* Start Page excerpt *
Regex pattern: (,)|(\([^()]{0,20}\))
Intuition behind this pattern:
(,)
looks for all commas. These are stored in capturing group 1.
(\([^()]{0,20}\))
looks for all parentheses with at most 20 characters in between. These are stored in capturing group 2.
We can then find all matches from group 1 only to exclude those commas within parentheses of length 20.
Now to find the indices for these matches, use re.finditer() combined with Match.start() and Match.group() to find the starting index for each match from group 1:
import re
string = """Get index of this comma, but (not this , comma). Get other commas like , or ,or, 1,1 2 ,2.
(not this ,) BUT (get index of this comma, if more than 20 characters are inside the parentheses)"""
indices = [m.start(1) for m in re.finditer('(,)|(\([^()]{0,20}\))', string) if m.group(1)]
print(indices)
* End Page excerpt *
* Start Material provided *
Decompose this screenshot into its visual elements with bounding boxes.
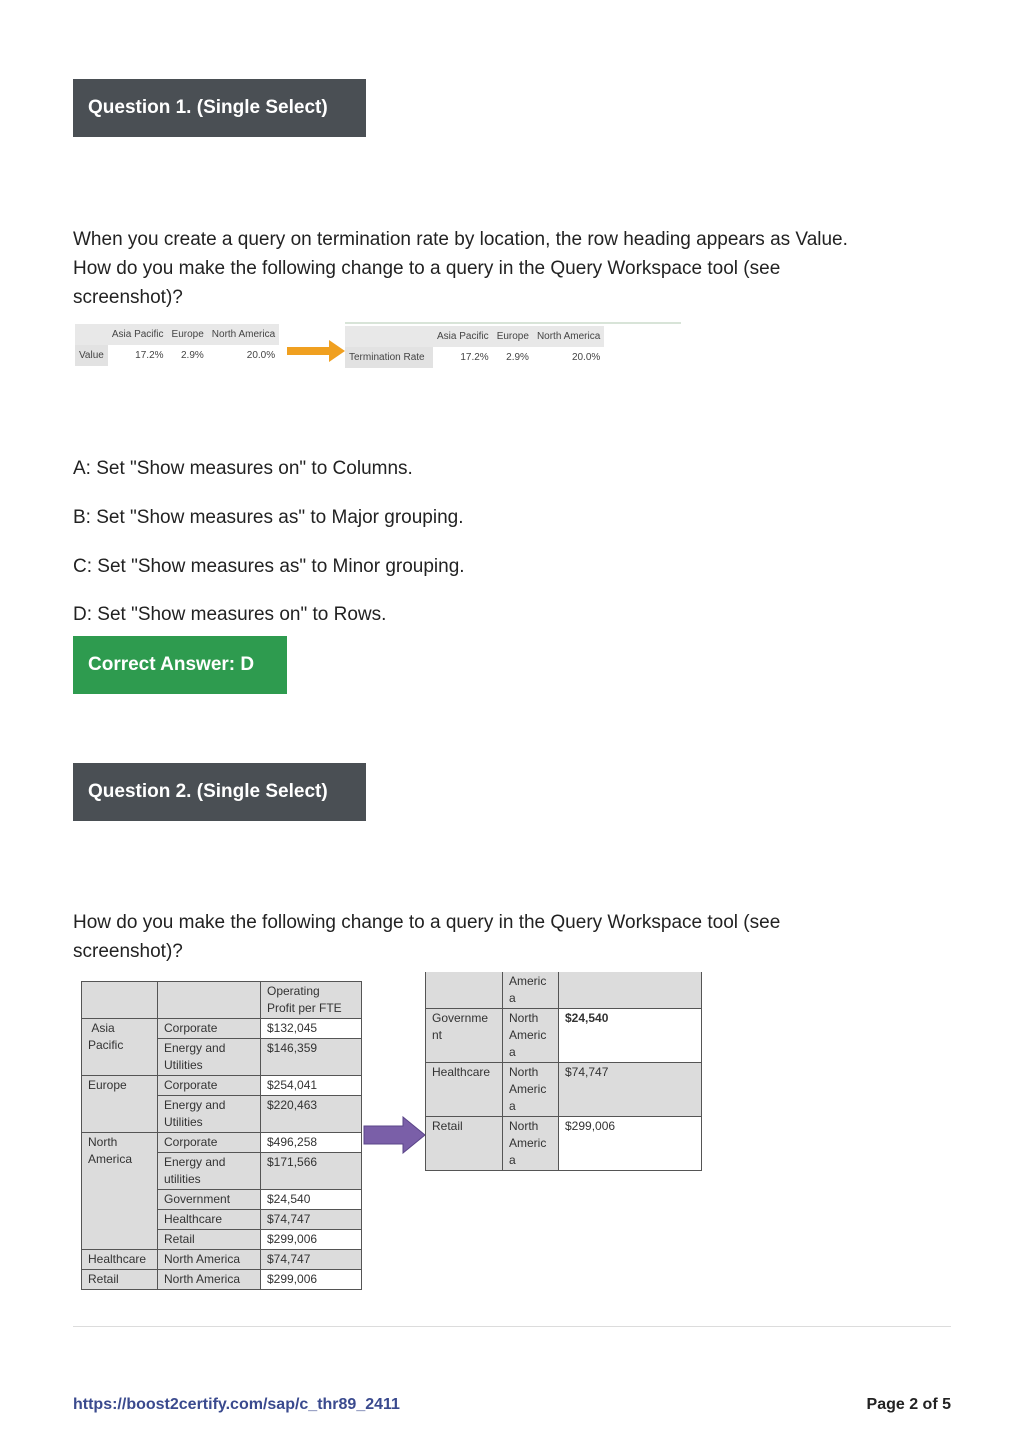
* End Material provided *
§ **Your task**:
Pick up the comma-matching regex explanation above where it stops and continue it.

§ **Answer to this problem**:
# > [23, 71, 76, 79, 82, 87, 132]
print([string[index] for index in indices])
# > [',', ',', ',', ',', ',', ',', ',']
m.start(1)
returns the starting index for group 1 matches. Since re.finditer()
returns matches from all capturing groups, adding if m.group(1)
requires that a match is found for group 1 (matches from other groups are None
).
Edit: This ignores parentheses with 20 or fewer characters inside, which is not consistent with your first statement but is consistent with what the example explains. If you want less than 20, just use {0,19}
.